— START OF MATERIALS PROVIDED —

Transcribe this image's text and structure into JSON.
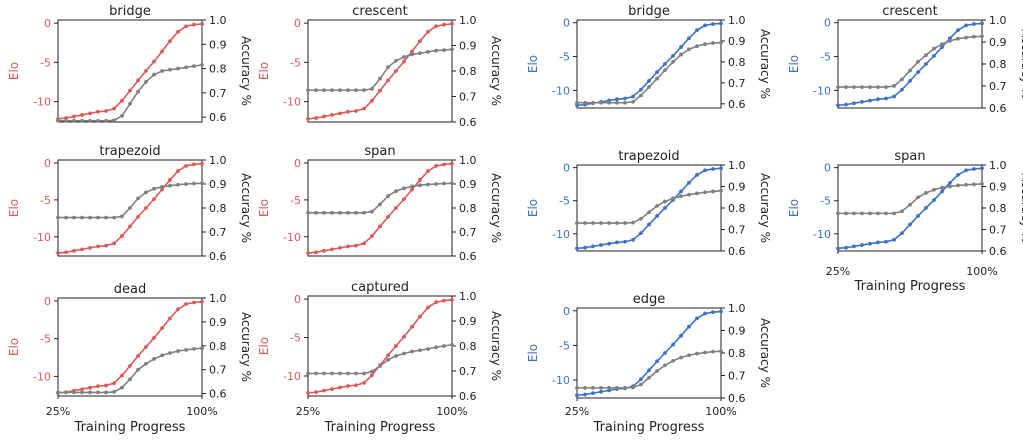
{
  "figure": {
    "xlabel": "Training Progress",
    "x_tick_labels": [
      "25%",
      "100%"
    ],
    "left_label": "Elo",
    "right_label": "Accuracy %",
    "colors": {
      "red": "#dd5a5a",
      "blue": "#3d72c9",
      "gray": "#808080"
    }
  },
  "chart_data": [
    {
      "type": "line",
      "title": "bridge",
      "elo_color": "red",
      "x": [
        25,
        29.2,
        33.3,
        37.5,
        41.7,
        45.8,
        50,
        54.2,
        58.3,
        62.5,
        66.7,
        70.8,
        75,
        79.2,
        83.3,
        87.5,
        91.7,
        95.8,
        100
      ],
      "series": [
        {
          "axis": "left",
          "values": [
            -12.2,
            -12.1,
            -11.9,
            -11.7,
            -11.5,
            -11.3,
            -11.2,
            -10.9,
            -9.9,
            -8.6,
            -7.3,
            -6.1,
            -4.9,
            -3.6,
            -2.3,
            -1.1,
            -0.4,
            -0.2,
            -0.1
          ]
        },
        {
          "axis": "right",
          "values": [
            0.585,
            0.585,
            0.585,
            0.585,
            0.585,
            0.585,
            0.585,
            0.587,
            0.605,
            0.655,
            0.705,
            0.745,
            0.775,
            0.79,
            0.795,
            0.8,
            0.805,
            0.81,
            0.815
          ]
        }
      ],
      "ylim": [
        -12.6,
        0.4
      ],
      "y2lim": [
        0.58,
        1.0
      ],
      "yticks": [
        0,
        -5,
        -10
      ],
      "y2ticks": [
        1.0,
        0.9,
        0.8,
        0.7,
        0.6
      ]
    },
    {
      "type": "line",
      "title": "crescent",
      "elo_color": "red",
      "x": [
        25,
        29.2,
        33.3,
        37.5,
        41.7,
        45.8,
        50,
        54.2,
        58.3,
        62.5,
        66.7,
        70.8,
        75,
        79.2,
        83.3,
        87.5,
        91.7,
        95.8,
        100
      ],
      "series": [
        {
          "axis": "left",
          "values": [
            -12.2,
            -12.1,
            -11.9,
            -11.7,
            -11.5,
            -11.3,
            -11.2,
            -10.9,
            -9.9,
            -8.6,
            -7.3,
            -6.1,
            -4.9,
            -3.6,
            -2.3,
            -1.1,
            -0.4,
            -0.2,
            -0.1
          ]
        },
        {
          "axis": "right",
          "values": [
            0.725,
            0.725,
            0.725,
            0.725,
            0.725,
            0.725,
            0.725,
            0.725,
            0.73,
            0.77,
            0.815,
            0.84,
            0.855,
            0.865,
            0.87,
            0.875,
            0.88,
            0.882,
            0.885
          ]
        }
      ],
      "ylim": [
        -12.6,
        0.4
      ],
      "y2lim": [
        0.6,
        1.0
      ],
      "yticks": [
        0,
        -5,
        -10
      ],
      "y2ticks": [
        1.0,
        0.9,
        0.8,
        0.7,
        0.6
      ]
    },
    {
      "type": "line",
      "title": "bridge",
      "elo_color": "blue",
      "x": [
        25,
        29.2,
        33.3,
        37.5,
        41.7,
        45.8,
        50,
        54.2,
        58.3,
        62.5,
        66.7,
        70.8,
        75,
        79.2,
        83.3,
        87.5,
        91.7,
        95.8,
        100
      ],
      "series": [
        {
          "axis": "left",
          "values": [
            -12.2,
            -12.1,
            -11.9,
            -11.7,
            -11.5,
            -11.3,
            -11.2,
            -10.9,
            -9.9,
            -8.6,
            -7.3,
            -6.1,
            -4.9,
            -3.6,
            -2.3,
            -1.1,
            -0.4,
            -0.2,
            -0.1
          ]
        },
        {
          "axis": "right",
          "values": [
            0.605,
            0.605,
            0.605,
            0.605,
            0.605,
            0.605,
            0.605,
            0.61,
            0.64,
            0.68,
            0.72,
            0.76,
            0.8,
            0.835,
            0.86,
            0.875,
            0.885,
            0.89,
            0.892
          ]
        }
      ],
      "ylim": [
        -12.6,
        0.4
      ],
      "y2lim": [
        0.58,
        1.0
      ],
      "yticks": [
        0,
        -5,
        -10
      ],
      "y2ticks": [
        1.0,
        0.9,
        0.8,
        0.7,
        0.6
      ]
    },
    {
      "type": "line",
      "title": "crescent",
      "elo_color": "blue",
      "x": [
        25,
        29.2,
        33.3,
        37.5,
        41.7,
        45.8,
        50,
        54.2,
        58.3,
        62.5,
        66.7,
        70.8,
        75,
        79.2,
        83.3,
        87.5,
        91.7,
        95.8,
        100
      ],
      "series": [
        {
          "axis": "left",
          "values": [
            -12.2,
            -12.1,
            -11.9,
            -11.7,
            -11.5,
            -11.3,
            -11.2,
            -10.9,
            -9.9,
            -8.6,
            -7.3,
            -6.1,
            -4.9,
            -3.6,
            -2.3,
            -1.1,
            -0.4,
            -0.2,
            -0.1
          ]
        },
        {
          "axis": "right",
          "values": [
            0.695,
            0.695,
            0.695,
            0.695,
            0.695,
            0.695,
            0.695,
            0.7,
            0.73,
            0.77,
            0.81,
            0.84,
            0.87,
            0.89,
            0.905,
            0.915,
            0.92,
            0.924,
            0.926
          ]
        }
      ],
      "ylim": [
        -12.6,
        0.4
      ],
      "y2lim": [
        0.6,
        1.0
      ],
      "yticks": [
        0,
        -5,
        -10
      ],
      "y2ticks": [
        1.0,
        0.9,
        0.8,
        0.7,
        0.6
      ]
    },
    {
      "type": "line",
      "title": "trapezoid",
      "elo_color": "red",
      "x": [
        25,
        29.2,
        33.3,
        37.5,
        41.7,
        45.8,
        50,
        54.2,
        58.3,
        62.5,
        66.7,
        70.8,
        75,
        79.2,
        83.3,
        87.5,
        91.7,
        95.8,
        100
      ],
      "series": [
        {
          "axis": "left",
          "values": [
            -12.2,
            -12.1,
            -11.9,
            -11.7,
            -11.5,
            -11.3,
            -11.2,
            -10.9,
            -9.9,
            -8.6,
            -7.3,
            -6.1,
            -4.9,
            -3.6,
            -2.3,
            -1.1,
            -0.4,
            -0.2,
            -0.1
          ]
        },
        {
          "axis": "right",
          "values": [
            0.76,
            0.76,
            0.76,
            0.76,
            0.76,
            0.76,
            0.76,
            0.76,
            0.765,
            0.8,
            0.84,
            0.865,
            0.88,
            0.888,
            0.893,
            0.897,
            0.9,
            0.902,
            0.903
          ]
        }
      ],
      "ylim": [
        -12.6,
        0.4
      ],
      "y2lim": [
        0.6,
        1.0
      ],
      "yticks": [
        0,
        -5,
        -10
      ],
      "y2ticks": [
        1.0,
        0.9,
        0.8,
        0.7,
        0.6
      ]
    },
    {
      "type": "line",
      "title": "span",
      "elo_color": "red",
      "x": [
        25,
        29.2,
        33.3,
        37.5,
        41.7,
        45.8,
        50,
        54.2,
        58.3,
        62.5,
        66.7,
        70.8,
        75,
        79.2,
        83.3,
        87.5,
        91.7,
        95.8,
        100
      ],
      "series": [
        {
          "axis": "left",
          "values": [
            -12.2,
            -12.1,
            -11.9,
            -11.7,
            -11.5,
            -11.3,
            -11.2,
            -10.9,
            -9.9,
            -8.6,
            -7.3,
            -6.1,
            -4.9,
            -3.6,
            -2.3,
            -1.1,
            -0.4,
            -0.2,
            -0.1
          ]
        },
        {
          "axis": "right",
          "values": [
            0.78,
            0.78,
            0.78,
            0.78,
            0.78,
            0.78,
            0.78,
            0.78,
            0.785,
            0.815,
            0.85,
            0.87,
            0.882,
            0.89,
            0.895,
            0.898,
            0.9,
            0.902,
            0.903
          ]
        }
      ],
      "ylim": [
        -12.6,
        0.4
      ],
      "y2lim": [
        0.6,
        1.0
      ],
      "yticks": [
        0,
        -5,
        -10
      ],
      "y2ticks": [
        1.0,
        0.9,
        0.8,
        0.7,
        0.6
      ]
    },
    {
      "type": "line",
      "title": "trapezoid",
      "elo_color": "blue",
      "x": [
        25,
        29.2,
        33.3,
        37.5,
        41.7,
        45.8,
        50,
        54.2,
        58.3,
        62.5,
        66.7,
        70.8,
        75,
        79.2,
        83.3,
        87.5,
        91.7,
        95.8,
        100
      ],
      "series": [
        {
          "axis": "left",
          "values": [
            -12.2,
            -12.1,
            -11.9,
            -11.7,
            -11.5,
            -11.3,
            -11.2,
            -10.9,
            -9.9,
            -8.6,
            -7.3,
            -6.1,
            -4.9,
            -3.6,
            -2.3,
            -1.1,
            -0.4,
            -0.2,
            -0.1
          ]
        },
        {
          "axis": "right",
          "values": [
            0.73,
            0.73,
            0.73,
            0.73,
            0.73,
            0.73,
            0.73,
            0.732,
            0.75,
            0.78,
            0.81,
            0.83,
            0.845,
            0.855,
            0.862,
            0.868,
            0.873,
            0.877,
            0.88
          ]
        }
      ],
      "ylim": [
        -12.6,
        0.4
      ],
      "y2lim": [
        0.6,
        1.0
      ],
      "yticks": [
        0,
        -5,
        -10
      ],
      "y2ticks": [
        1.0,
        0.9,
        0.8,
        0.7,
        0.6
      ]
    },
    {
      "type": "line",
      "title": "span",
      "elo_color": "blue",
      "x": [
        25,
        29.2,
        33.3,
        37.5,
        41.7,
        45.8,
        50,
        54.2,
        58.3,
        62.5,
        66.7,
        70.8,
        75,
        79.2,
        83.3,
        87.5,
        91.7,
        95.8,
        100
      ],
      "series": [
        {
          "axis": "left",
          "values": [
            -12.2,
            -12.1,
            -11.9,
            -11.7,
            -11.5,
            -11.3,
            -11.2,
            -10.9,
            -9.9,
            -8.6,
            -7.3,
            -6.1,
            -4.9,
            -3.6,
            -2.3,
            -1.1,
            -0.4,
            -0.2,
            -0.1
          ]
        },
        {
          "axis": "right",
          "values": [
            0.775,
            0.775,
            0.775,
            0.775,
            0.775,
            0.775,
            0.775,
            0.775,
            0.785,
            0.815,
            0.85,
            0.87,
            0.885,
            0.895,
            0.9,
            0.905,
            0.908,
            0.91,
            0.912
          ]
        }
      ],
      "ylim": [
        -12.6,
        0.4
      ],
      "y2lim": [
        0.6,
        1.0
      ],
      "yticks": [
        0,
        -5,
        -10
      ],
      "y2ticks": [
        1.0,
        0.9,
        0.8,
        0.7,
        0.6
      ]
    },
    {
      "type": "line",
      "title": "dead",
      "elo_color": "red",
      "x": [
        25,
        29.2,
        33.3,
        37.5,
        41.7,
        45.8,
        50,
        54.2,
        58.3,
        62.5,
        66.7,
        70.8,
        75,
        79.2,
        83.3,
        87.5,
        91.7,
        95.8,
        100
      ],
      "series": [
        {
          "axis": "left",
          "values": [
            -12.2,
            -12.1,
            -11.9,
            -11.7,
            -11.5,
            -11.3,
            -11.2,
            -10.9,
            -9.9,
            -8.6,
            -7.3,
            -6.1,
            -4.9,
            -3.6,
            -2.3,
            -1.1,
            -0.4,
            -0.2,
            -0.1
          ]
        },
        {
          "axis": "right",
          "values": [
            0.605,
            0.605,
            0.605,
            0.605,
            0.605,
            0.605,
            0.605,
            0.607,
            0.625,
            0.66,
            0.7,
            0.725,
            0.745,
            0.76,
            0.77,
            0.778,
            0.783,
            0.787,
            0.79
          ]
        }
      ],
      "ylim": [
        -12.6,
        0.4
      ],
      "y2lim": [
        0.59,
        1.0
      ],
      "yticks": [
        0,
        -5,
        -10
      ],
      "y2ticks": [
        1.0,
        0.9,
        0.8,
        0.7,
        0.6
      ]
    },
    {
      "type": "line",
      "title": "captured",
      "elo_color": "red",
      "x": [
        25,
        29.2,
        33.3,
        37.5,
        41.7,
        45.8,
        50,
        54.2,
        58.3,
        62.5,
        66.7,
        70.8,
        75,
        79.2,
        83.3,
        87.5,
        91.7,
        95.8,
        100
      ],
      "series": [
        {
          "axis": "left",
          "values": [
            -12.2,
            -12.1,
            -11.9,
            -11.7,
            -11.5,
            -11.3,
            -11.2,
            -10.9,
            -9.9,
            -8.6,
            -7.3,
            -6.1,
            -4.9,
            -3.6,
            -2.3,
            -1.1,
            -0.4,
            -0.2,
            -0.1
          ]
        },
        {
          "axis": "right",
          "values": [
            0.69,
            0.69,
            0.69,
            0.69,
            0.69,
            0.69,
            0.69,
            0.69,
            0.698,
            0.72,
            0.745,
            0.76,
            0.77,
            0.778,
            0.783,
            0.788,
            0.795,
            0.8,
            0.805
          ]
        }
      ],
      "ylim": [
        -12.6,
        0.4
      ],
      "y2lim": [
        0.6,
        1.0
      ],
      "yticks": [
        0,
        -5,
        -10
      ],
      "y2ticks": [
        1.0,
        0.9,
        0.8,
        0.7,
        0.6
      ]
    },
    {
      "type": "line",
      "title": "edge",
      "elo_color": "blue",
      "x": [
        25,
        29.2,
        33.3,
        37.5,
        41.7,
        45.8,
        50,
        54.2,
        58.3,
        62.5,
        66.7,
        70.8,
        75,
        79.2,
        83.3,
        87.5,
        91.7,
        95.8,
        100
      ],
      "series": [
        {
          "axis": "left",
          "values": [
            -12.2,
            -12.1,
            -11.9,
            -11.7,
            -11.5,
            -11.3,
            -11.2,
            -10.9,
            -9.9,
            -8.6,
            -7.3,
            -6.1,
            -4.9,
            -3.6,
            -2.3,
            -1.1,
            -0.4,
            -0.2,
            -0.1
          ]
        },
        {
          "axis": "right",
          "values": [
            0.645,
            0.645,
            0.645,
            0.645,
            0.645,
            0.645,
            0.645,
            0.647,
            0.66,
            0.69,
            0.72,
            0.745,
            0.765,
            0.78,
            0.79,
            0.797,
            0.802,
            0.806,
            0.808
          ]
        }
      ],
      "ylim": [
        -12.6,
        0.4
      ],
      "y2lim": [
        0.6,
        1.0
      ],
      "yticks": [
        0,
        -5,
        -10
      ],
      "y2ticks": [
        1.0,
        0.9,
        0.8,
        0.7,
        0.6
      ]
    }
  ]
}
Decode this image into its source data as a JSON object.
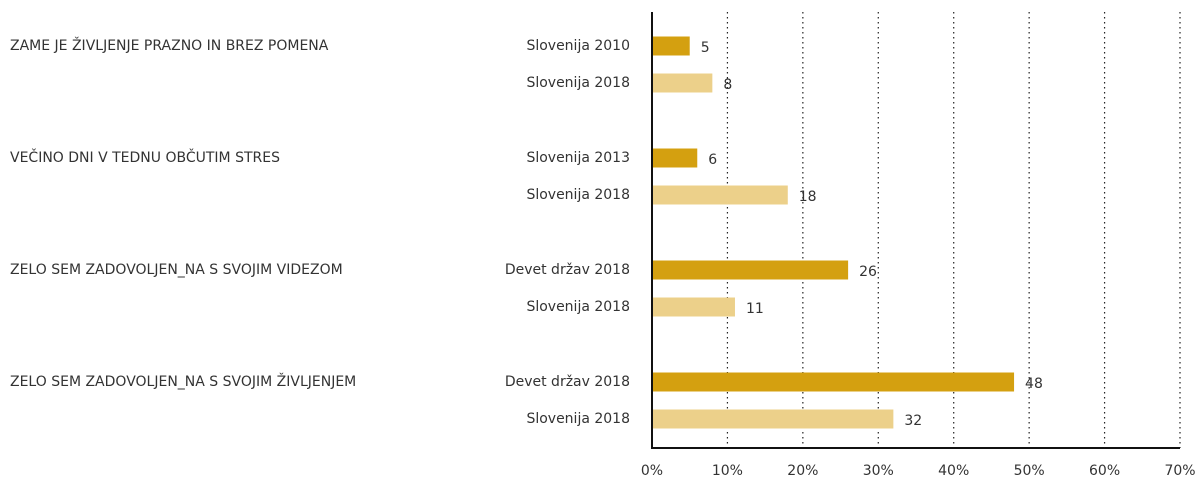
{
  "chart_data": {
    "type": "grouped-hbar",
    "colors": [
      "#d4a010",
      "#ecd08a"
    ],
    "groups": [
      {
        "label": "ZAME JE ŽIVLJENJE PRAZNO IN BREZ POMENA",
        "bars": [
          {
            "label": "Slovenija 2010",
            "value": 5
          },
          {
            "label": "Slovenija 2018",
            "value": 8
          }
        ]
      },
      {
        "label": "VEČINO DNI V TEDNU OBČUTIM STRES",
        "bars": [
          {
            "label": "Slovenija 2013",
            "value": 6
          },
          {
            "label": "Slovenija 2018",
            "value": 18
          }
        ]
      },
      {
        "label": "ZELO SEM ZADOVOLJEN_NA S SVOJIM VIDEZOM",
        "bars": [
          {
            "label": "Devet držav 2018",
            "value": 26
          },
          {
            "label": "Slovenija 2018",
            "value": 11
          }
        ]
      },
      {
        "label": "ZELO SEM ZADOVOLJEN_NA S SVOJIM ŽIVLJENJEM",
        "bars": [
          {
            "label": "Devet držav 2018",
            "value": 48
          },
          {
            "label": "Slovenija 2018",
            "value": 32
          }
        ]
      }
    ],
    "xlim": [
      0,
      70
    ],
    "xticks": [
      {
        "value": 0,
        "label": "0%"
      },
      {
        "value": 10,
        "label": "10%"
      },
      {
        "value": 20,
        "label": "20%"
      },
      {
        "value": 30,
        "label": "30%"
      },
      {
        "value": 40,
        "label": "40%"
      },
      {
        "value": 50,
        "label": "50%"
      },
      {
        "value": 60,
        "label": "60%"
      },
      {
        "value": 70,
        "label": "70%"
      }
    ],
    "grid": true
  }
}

— END OF MATERIALS PROVIDED —

REQUIRED WORK: Scan the lines above for "this", then copy every one that has it.

ANSWER FOR THE TASK:
Transcribe this image's text and structure into JSON.
Decode this image into its source data as a JSON object.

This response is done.